::: Supplied material
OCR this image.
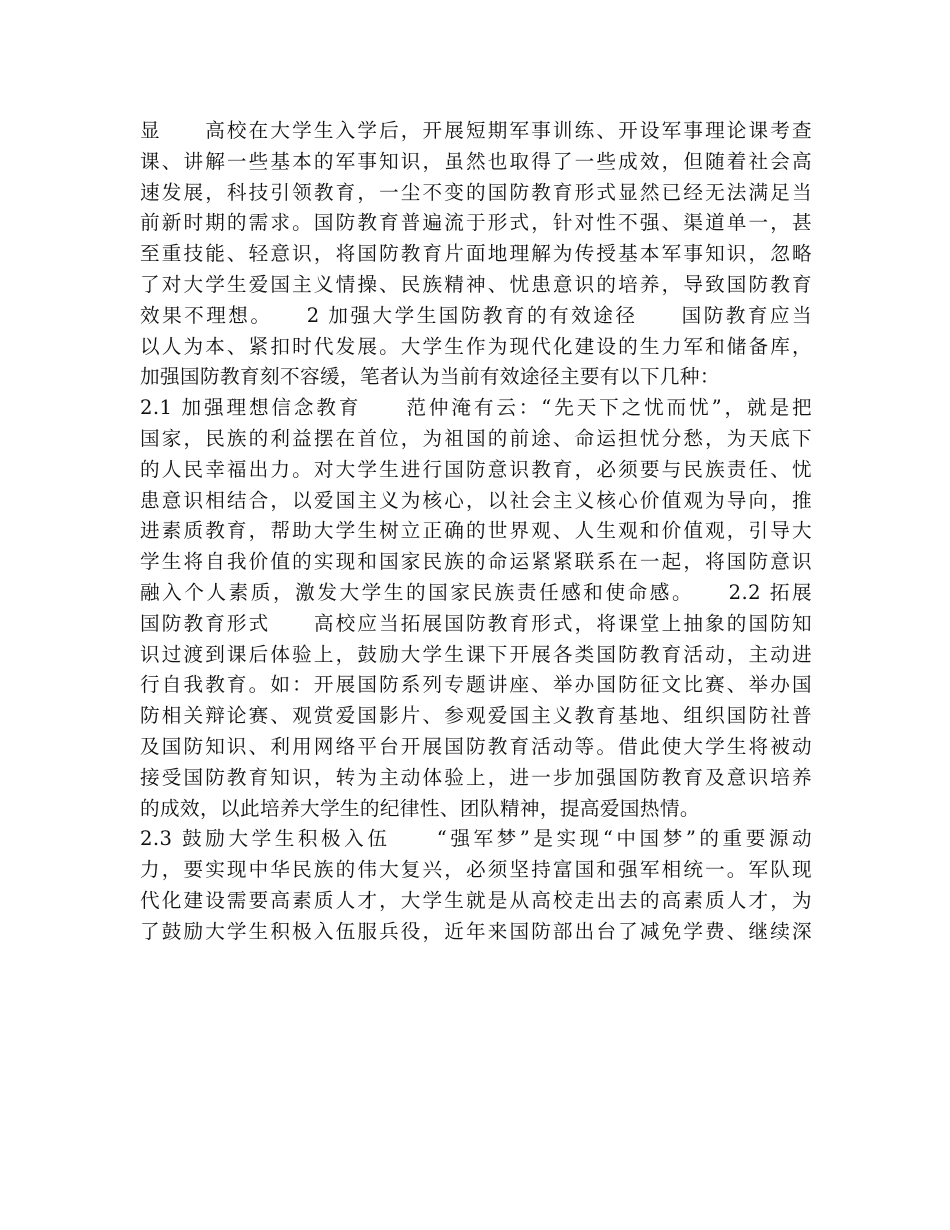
显　　高校在大学生入学后，开展短期军事训练、开设军事理论课考查
课、讲解一些基本的军事知识，虽然也取得了一些成效，但随着社会高
速发展，科技引领教育，一尘不变的国防教育形式显然已经无法满足当
前新时期的需求。国防教育普遍流于形式，针对性不强、渠道单一，甚
至重技能、轻意识，将国防教育片面地理解为传授基本军事知识，忽略
了对大学生爱国主义情操、民族精神、忧患意识的培养，导致国防教育
效果不理想。　　2 加强大学生国防教育的有效途径　　国防教育应当
以人为本、紧扣时代发展。大学生作为现代化建设的生力军和储备库，
加强国防教育刻不容缓，笔者认为当前有效途径主要有以下几种：
2.1 加强理想信念教育　　范仲淹有云：“先天下之忧而忧”，就是把
国家，民族的利益摆在首位，为祖国的前途、命运担忧分愁，为天底下
的人民幸福出力。对大学生进行国防意识教育，必须要与民族责任、忧
患意识相结合，以爱国主义为核心，以社会主义核心价值观为导向，推
进素质教育，帮助大学生树立正确的世界观、人生观和价值观，引导大
学生将自我价值的实现和国家民族的命运紧紧联系在一起，将国防意识
融入个人素质，激发大学生的国家民族责任感和使命感。　　2.2 拓展
国防教育形式　　高校应当拓展国防教育形式，将课堂上抽象的国防知
识过渡到课后体验上，鼓励大学生课下开展各类国防教育活动，主动进
行自我教育。如：开展国防系列专题讲座、举办国防征文比赛、举办国
防相关辩论赛、观赏爱国影片、参观爱国主义教育基地、组织国防社普
及国防知识、利用网络平台开展国防教育活动等。借此使大学生将被动
接受国防教育知识，转为主动体验上，进一步加强国防教育及意识培养
的成效，以此培养大学生的纪律性、团队精神，提高爱国热情。
2.3 鼓励大学生积极入伍　　“强军梦”是实现“中国梦”的重要源动
力，要实现中华民族的伟大复兴，必须坚持富国和强军相统一。军队现
代化建设需要高素质人才，大学生就是从高校走出去的高素质人才，为
了鼓励大学生积极入伍服兵役，近年来国防部出台了减免学费、继续深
::::::
_What to produce_:
The records shown above are to be repeated exactly, with the pictures left out.

_Problem solution_:
OCR this image.
显　　高校在大学生入学后，开展短期军事训练、开设军事理论课考查
课、讲解一些基本的军事知识，虽然也取得了一些成效，但随着社会高
速发展，科技引领教育，一尘不变的国防教育形式显然已经无法满足当
前新时期的需求。国防教育普遍流于形式，针对性不强、渠道单一，甚
至重技能、轻意识，将国防教育片面地理解为传授基本军事知识，忽略
了对大学生爱国主义情操、民族精神、忧患意识的培养，导致国防教育
效果不理想。　　2 加强大学生国防教育的有效途径　　国防教育应当
以人为本、紧扣时代发展。大学生作为现代化建设的生力军和储备库，
加强国防教育刻不容缓，笔者认为当前有效途径主要有以下几种：
2.1 加强理想信念教育　　范仲淹有云：“先天下之忧而忧”，就是把
国家，民族的利益摆在首位，为祖国的前途、命运担忧分愁，为天底下
的人民幸福出力。对大学生进行国防意识教育，必须要与民族责任、忧
患意识相结合，以爱国主义为核心，以社会主义核心价值观为导向，推
进素质教育，帮助大学生树立正确的世界观、人生观和价值观，引导大
学生将自我价值的实现和国家民族的命运紧紧联系在一起，将国防意识
融入个人素质，激发大学生的国家民族责任感和使命感。　　2.2 拓展
国防教育形式　　高校应当拓展国防教育形式，将课堂上抽象的国防知
识过渡到课后体验上，鼓励大学生课下开展各类国防教育活动，主动进
行自我教育。如：开展国防系列专题讲座、举办国防征文比赛、举办国
防相关辩论赛、观赏爱国影片、参观爱国主义教育基地、组织国防社普
及国防知识、利用网络平台开展国防教育活动等。借此使大学生将被动
接受国防教育知识，转为主动体验上，进一步加强国防教育及意识培养
的成效，以此培养大学生的纪律性、团队精神，提高爱国热情。
2.3 鼓励大学生积极入伍　　“强军梦”是实现“中国梦”的重要源动
力，要实现中华民族的伟大复兴，必须坚持富国和强军相统一。军队现
代化建设需要高素质人才，大学生就是从高校走出去的高素质人才，为
了鼓励大学生积极入伍服兵役，近年来国防部出台了减免学费、继续深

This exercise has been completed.